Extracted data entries
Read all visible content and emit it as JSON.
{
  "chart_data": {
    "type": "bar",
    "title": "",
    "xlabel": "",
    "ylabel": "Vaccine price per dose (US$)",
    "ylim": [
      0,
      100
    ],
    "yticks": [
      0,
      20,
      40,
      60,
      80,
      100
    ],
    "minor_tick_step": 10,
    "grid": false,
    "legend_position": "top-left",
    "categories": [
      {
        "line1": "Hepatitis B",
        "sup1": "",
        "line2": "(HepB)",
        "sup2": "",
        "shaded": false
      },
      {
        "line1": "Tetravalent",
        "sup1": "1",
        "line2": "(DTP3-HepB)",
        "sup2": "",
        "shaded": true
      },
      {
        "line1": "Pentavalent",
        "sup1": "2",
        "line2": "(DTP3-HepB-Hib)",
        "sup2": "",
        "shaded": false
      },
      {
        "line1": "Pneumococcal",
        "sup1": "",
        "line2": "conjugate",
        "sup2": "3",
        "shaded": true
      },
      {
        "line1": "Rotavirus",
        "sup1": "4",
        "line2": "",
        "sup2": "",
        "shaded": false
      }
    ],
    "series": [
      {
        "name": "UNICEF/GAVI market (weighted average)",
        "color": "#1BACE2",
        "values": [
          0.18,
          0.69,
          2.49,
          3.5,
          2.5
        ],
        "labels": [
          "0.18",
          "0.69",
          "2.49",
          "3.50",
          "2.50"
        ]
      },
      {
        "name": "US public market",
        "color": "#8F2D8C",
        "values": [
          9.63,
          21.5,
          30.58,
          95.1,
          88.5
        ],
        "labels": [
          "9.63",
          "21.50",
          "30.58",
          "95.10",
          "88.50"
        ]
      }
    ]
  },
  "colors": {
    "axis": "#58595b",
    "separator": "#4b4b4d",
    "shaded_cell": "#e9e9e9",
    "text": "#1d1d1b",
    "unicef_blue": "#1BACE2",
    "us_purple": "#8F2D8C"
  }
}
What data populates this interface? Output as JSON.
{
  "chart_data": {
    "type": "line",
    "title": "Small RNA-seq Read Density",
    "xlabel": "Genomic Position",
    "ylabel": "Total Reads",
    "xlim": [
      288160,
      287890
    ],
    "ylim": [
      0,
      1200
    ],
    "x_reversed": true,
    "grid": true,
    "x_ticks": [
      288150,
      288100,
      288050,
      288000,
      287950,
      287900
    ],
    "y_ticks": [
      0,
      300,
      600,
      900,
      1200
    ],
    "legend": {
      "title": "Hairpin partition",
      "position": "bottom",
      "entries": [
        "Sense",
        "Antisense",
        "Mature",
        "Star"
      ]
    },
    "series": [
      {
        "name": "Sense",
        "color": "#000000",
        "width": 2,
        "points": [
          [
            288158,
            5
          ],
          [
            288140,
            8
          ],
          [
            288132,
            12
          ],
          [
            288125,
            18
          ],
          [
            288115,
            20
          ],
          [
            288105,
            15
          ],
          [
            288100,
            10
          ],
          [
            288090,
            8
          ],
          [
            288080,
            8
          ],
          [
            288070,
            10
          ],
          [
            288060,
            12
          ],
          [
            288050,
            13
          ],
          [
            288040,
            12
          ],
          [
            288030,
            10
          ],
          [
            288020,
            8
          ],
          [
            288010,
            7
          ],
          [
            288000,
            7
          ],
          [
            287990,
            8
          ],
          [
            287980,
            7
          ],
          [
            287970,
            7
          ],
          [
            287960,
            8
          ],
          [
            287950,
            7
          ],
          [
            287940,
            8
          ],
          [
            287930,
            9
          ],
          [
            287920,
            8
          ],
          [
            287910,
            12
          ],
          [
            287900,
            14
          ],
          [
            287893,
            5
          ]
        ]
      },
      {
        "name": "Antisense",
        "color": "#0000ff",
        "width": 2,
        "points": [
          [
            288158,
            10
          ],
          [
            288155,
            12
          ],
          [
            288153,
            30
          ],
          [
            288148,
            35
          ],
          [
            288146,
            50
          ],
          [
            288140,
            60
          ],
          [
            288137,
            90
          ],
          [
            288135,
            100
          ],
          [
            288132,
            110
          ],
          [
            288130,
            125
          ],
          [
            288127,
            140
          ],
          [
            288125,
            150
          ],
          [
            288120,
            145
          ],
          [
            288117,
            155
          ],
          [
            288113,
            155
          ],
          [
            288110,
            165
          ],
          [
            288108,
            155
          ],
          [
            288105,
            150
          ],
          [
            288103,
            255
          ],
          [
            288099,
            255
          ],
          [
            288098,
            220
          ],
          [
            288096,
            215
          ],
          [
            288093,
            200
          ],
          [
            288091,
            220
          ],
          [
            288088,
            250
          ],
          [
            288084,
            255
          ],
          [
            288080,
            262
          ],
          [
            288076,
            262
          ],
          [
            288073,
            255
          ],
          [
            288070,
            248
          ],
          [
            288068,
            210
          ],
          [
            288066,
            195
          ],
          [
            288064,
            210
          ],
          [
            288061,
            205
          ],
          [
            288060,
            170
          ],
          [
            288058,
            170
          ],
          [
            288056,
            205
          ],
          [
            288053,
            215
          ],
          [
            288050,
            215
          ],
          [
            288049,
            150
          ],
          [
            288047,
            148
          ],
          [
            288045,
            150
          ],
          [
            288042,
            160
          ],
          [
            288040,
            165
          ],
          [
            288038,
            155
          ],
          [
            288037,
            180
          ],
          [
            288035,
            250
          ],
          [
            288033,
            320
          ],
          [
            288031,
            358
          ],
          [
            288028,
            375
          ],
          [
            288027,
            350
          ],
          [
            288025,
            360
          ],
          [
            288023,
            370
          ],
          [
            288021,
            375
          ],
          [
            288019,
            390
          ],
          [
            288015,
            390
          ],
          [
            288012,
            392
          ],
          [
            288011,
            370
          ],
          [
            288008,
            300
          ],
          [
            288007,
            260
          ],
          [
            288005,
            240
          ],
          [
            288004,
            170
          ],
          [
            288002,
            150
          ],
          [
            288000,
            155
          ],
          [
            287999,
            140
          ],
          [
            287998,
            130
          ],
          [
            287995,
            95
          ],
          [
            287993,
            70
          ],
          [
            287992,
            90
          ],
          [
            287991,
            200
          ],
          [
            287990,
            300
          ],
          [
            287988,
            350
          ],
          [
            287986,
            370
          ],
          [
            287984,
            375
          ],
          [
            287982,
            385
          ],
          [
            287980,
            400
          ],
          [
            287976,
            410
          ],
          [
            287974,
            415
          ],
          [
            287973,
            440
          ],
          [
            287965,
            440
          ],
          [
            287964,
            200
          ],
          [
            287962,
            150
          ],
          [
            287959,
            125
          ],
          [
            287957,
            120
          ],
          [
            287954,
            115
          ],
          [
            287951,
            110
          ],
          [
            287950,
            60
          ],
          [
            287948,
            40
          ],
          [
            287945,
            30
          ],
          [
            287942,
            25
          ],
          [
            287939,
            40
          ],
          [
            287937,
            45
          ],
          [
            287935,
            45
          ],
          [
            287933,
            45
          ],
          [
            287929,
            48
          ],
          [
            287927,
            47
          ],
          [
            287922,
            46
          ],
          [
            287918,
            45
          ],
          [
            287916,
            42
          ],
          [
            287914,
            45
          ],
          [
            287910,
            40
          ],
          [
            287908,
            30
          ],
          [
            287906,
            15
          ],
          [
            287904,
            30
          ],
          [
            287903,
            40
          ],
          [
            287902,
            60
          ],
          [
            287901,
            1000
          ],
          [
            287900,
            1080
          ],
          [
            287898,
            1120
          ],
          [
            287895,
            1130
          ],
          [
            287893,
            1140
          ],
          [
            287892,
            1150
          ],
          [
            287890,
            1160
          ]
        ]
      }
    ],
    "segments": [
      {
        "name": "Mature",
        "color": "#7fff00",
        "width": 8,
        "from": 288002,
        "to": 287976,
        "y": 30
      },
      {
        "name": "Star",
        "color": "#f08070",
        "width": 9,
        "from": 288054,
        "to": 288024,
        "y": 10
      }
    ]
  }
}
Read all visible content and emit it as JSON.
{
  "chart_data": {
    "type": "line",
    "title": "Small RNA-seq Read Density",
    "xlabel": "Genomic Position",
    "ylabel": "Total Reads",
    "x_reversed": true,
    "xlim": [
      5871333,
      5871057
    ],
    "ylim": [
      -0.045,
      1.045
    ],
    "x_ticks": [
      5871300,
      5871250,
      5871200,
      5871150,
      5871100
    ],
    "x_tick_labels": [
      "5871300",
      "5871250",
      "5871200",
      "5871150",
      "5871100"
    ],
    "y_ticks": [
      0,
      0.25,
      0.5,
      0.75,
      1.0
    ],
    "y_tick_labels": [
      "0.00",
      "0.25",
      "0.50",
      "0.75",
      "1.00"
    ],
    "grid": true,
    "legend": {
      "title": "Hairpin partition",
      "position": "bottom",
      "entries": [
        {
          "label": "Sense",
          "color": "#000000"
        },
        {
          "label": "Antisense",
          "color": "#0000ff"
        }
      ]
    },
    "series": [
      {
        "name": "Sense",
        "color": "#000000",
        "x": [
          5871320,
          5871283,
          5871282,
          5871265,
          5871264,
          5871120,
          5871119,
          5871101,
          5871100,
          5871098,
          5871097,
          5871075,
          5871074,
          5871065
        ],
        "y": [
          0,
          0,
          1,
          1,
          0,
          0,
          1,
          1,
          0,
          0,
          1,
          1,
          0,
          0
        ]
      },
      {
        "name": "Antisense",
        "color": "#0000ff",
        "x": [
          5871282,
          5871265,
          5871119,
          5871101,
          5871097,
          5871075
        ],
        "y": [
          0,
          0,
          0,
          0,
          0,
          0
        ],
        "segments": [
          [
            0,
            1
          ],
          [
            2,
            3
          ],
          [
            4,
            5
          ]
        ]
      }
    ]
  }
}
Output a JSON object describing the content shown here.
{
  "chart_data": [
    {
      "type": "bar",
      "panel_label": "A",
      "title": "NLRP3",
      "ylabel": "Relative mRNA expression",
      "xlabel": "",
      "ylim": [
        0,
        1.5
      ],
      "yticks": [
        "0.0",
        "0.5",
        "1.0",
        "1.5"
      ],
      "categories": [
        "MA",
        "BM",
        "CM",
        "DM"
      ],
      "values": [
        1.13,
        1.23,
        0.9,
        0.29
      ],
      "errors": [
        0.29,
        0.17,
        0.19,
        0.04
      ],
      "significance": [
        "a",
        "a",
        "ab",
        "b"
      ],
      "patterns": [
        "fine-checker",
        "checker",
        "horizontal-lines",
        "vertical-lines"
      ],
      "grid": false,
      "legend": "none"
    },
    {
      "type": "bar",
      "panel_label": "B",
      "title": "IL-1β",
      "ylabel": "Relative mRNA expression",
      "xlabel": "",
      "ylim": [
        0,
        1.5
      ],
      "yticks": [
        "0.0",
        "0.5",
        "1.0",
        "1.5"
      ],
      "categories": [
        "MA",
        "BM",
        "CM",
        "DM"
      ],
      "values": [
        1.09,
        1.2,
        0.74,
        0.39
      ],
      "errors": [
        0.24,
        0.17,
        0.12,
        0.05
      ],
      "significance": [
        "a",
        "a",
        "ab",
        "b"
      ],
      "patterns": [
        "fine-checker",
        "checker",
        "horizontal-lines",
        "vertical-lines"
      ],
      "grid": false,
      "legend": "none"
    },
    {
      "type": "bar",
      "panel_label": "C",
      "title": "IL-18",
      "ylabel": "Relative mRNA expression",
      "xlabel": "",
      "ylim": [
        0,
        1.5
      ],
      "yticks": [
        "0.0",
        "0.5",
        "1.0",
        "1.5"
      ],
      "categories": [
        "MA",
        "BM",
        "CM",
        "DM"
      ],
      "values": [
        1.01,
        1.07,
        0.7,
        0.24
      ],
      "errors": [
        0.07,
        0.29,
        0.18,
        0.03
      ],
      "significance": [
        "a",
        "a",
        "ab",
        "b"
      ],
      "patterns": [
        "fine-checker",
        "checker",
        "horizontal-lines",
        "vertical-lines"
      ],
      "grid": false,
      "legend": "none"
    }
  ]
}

*About this task*:
Work out how many lines in the entries above include the word "JSON". Respond with only the number.

*Result*:
4